**Request**
Leave out any picture and return the remaining listing below exactly as given.

Data entries
= = = = =
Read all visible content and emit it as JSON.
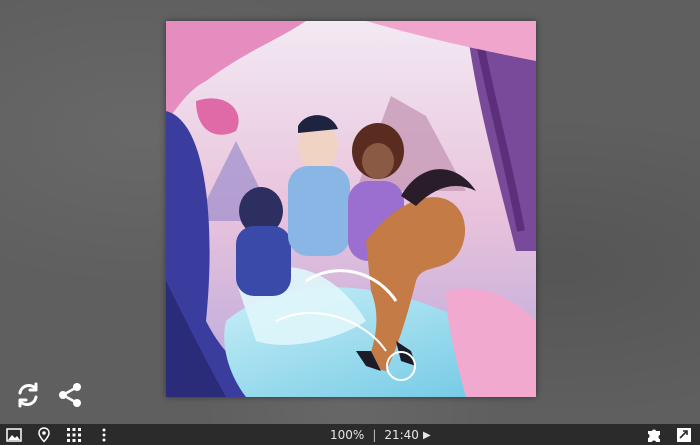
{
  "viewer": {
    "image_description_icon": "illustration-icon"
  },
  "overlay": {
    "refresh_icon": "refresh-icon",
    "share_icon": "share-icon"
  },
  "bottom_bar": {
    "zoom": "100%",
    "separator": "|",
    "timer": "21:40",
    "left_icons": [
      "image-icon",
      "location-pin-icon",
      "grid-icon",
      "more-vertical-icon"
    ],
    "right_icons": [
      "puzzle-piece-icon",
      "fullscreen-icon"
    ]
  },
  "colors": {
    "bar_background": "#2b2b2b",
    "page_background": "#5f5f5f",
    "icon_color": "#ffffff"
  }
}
= = = = =
**Finished exercise**
Read all visible content and emit it as JSON.
{
  "viewer": {
    "image_description_icon": "illustration-icon"
  },
  "overlay": {
    "refresh_icon": "refresh-icon",
    "share_icon": "share-icon"
  },
  "bottom_bar": {
    "zoom": "100%",
    "separator": "|",
    "timer": "21:40",
    "left_icons": [
      "image-icon",
      "location-pin-icon",
      "grid-icon",
      "more-vertical-icon"
    ],
    "right_icons": [
      "puzzle-piece-icon",
      "fullscreen-icon"
    ]
  },
  "colors": {
    "bar_background": "#2b2b2b",
    "page_background": "#5f5f5f",
    "icon_color": "#ffffff"
  }
}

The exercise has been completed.